# [Exercise aim]
Set down every record below exactly as written.

# [Document page entries with text]
########
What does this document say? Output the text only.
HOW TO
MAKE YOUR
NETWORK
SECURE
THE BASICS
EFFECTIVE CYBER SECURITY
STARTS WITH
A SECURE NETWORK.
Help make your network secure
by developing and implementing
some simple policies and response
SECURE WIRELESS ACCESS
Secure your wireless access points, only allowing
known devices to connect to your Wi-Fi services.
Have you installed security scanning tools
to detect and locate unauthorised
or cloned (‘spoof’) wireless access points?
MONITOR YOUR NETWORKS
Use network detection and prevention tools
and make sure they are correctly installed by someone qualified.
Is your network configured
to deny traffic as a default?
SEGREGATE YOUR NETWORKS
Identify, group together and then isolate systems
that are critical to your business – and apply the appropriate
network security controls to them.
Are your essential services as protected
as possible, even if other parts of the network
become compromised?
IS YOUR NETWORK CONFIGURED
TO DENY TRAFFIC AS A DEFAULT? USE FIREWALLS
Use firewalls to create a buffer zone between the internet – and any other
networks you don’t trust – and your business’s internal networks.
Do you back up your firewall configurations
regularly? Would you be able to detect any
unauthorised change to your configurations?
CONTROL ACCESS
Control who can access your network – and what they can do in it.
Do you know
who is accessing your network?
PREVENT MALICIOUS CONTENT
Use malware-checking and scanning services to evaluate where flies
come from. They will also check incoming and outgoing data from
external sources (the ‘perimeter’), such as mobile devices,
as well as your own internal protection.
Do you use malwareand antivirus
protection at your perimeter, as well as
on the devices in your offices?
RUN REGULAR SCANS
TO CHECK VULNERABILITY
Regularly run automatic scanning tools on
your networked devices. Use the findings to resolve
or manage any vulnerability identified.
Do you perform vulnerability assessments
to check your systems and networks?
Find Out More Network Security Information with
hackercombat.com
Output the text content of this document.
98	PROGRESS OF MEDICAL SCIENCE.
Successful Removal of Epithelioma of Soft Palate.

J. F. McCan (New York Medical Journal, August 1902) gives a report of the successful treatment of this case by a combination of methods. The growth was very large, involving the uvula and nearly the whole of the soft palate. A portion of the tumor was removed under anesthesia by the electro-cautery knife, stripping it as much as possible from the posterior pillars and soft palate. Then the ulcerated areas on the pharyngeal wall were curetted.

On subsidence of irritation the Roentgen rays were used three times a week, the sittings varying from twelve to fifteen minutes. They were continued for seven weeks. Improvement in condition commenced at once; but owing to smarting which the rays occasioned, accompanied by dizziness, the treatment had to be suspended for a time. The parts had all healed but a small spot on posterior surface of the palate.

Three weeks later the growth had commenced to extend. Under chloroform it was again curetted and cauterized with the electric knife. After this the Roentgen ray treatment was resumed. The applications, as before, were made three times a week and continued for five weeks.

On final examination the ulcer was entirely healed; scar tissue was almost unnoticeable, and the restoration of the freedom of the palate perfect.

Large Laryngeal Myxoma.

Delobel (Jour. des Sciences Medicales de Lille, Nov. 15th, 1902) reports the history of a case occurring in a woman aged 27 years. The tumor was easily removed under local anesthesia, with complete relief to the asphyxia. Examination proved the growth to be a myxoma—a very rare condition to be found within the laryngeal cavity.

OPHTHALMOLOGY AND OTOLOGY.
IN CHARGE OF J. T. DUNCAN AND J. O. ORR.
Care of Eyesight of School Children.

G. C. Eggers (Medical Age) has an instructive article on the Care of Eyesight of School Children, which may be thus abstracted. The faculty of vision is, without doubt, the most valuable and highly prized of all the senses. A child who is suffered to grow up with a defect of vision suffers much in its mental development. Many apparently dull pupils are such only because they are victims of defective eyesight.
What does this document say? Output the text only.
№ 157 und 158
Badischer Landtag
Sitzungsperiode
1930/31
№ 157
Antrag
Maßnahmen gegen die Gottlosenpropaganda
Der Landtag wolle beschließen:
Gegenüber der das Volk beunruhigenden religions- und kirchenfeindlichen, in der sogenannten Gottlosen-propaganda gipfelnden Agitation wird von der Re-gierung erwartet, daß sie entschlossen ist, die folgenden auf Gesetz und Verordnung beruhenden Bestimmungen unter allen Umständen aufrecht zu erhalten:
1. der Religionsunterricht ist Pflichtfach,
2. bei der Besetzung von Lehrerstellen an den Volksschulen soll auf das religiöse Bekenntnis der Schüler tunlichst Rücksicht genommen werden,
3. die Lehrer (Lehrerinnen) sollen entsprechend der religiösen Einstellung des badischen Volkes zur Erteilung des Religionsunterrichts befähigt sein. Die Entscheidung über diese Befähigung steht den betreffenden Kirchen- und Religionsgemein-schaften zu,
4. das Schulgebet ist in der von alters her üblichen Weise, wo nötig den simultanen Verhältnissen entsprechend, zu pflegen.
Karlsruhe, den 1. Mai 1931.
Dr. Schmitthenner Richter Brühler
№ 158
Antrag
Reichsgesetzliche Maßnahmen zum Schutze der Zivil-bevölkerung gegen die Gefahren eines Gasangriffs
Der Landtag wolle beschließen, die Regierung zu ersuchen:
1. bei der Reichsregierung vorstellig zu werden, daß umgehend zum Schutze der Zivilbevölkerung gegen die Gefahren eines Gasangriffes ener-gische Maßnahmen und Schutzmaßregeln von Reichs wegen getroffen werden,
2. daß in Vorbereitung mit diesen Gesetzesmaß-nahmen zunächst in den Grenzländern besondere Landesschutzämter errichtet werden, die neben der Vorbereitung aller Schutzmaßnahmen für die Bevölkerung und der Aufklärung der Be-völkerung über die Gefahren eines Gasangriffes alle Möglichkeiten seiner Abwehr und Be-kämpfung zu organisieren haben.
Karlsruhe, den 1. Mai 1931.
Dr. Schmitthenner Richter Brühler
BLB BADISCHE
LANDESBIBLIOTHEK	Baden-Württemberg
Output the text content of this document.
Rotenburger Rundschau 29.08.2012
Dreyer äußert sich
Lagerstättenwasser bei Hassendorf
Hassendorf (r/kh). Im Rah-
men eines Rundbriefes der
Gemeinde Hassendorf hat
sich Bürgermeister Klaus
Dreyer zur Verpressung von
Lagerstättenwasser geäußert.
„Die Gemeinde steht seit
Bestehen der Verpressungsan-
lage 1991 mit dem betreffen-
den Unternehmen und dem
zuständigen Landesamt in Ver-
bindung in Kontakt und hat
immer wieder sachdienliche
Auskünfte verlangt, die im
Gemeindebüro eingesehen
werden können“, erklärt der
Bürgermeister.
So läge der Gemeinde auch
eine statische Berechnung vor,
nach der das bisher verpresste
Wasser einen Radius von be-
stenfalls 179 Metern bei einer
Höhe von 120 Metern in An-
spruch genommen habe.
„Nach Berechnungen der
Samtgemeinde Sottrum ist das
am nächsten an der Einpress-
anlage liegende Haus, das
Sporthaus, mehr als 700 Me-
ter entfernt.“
########
# [Response for this exercise]
What does this document say? Output the text only.
HOW TO
MAKE YOUR
NETWORK
SECURE
THE BASICS
EFFECTIVE CYBER SECURITY
STARTS WITH
A SECURE NETWORK.
Help make your network secure
by developing and implementing
some simple policies and response
SECURE WIRELESS ACCESS
Secure your wireless access points, only allowing
known devices to connect to your Wi-Fi services.
Have you installed security scanning tools
to detect and locate unauthorised
or cloned (‘spoof’) wireless access points?
MONITOR YOUR NETWORKS
Use network detection and prevention tools
and make sure they are correctly installed by someone qualified.
Is your network configured
to deny traffic as a default?
SEGREGATE YOUR NETWORKS
Identify, group together and then isolate systems
that are critical to your business – and apply the appropriate
network security controls to them.
Are your essential services as protected
as possible, even if other parts of the network
become compromised?
IS YOUR NETWORK CONFIGURED
TO DENY TRAFFIC AS A DEFAULT? USE FIREWALLS
Use firewalls to create a buffer zone between the internet – and any other
networks you don’t trust – and your business’s internal networks.
Do you back up your firewall configurations
regularly? Would you be able to detect any
unauthorised change to your configurations?
CONTROL ACCESS
Control who can access your network – and what they can do in it.
Do you know
who is accessing your network?
PREVENT MALICIOUS CONTENT
Use malware-checking and scanning services to evaluate where flies
come from. They will also check incoming and outgoing data from
external sources (the ‘perimeter’), such as mobile devices,
as well as your own internal protection.
Do you use malwareand antivirus
protection at your perimeter, as well as
on the devices in your offices?
RUN REGULAR SCANS
TO CHECK VULNERABILITY
Regularly run automatic scanning tools on
your networked devices. Use the findings to resolve
or manage any vulnerability identified.
Do you perform vulnerability assessments
to check your systems and networks?
Find Out More Network Security Information with
hackercombat.com
Output the text content of this document.
98	PROGRESS OF MEDICAL SCIENCE.
Successful Removal of Epithelioma of Soft Palate.

J. F. McCan (New York Medical Journal, August 1902) gives a report of the successful treatment of this case by a combination of methods. The growth was very large, involving the uvula and nearly the whole of the soft palate. A portion of the tumor was removed under anesthesia by the electro-cautery knife, stripping it as much as possible from the posterior pillars and soft palate. Then the ulcerated areas on the pharyngeal wall were curetted.

On subsidence of irritation the Roentgen rays were used three times a week, the sittings varying from twelve to fifteen minutes. They were continued for seven weeks. Improvement in condition commenced at once; but owing to smarting which the rays occasioned, accompanied by dizziness, the treatment had to be suspended for a time. The parts had all healed but a small spot on posterior surface of the palate.

Three weeks later the growth had commenced to extend. Under chloroform it was again curetted and cauterized with the electric knife. After this the Roentgen ray treatment was resumed. The applications, as before, were made three times a week and continued for five weeks.

On final examination the ulcer was entirely healed; scar tissue was almost unnoticeable, and the restoration of the freedom of the palate perfect.

Large Laryngeal Myxoma.

Delobel (Jour. des Sciences Medicales de Lille, Nov. 15th, 1902) reports the history of a case occurring in a woman aged 27 years. The tumor was easily removed under local anesthesia, with complete relief to the asphyxia. Examination proved the growth to be a myxoma—a very rare condition to be found within the laryngeal cavity.

OPHTHALMOLOGY AND OTOLOGY.
IN CHARGE OF J. T. DUNCAN AND J. O. ORR.
Care of Eyesight of School Children.

G. C. Eggers (Medical Age) has an instructive article on the Care of Eyesight of School Children, which may be thus abstracted. The faculty of vision is, without doubt, the most valuable and highly prized of all the senses. A child who is suffered to grow up with a defect of vision suffers much in its mental development. Many apparently dull pupils are such only because they are victims of defective eyesight.
What does this document say? Output the text only.
№ 157 und 158
Badischer Landtag
Sitzungsperiode
1930/31
№ 157
Antrag
Maßnahmen gegen die Gottlosenpropaganda
Der Landtag wolle beschließen:
Gegenüber der das Volk beunruhigenden religions- und kirchenfeindlichen, in der sogenannten Gottlosen-propaganda gipfelnden Agitation wird von der Re-gierung erwartet, daß sie entschlossen ist, die folgenden auf Gesetz und Verordnung beruhenden Bestimmungen unter allen Umständen aufrecht zu erhalten:
1. der Religionsunterricht ist Pflichtfach,
2. bei der Besetzung von Lehrerstellen an den Volksschulen soll auf das religiöse Bekenntnis der Schüler tunlichst Rücksicht genommen werden,
3. die Lehrer (Lehrerinnen) sollen entsprechend der religiösen Einstellung des badischen Volkes zur Erteilung des Religionsunterrichts befähigt sein. Die Entscheidung über diese Befähigung steht den betreffenden Kirchen- und Religionsgemein-schaften zu,
4. das Schulgebet ist in der von alters her üblichen Weise, wo nötig den simultanen Verhältnissen entsprechend, zu pflegen.
Karlsruhe, den 1. Mai 1931.
Dr. Schmitthenner Richter Brühler
№ 158
Antrag
Reichsgesetzliche Maßnahmen zum Schutze der Zivil-bevölkerung gegen die Gefahren eines Gasangriffs
Der Landtag wolle beschließen, die Regierung zu ersuchen:
1. bei der Reichsregierung vorstellig zu werden, daß umgehend zum Schutze der Zivilbevölkerung gegen die Gefahren eines Gasangriffes ener-gische Maßnahmen und Schutzmaßregeln von Reichs wegen getroffen werden,
2. daß in Vorbereitung mit diesen Gesetzesmaß-nahmen zunächst in den Grenzländern besondere Landesschutzämter errichtet werden, die neben der Vorbereitung aller Schutzmaßnahmen für die Bevölkerung und der Aufklärung der Be-völkerung über die Gefahren eines Gasangriffes alle Möglichkeiten seiner Abwehr und Be-kämpfung zu organisieren haben.
Karlsruhe, den 1. Mai 1931.
Dr. Schmitthenner Richter Brühler
BLB BADISCHE
LANDESBIBLIOTHEK	Baden-Württemberg
Output the text content of this document.
Rotenburger Rundschau 29.08.2012
Dreyer äußert sich
Lagerstättenwasser bei Hassendorf
Hassendorf (r/kh). Im Rah-
men eines Rundbriefes der
Gemeinde Hassendorf hat
sich Bürgermeister Klaus
Dreyer zur Verpressung von
Lagerstättenwasser geäußert.
„Die Gemeinde steht seit
Bestehen der Verpressungsan-
lage 1991 mit dem betreffen-
den Unternehmen und dem
zuständigen Landesamt in Ver-
bindung in Kontakt und hat
immer wieder sachdienliche
Auskünfte verlangt, die im
Gemeindebüro eingesehen
werden können“, erklärt der
Bürgermeister.
So läge der Gemeinde auch
eine statische Berechnung vor,
nach der das bisher verpresste
Wasser einen Radius von be-
stenfalls 179 Metern bei einer
Höhe von 120 Metern in An-
spruch genommen habe.
„Nach Berechnungen der
Samtgemeinde Sottrum ist das
am nächsten an der Einpress-
anlage liegende Haus, das
Sporthaus, mehr als 700 Me-
ter entfernt.“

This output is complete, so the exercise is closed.